■ Aim
Check each line of the material below for "screenshot". Report how many have it, with no other words.
## Begin Excerpted data
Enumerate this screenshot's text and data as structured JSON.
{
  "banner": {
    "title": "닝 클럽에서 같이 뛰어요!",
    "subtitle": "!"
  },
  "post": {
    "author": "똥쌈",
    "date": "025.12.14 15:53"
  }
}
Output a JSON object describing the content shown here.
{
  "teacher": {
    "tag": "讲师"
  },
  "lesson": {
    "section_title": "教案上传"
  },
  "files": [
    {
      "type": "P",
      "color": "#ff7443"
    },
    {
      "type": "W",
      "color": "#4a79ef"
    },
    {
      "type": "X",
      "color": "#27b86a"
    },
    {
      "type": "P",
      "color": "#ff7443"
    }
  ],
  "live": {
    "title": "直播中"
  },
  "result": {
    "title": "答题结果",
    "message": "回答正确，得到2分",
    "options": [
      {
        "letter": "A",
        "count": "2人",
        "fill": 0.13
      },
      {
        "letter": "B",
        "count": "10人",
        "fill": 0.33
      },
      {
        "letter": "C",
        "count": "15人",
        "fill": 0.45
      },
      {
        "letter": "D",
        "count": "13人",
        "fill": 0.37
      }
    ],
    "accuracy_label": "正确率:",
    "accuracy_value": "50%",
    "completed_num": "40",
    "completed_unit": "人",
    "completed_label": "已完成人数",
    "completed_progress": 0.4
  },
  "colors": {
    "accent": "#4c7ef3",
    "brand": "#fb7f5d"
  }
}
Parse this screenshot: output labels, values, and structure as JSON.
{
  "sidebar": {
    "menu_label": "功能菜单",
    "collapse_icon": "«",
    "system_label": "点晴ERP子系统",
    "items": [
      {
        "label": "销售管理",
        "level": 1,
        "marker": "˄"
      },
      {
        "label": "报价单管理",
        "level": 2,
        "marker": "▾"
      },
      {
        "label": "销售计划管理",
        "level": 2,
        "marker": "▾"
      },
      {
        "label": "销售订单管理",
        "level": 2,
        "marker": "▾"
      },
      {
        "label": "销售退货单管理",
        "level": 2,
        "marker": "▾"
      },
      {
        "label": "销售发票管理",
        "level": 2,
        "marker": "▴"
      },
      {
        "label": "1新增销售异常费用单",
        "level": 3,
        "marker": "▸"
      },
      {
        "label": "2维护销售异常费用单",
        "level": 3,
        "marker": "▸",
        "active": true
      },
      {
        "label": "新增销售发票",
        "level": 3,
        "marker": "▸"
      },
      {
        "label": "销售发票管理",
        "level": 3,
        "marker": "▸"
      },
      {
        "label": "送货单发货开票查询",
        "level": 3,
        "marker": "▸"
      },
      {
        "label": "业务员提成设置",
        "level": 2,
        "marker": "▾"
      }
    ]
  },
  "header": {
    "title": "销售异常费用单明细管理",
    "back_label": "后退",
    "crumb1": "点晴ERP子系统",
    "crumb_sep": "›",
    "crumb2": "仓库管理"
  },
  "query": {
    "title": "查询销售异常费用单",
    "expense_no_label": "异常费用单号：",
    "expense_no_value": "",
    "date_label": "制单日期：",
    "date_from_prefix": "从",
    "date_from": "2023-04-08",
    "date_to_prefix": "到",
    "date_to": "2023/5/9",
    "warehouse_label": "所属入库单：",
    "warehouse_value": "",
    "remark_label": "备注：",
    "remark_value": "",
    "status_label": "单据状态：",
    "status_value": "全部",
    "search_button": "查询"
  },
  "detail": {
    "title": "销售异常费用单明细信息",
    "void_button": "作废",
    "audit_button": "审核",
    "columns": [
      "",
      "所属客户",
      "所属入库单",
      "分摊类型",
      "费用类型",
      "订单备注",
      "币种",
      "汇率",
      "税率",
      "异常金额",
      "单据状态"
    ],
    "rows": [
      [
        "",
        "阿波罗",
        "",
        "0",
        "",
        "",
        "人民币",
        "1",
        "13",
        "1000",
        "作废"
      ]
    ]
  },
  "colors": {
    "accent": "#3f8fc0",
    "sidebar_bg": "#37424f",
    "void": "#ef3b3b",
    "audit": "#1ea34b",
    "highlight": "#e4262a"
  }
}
## End Excerpted data
■ Reply
2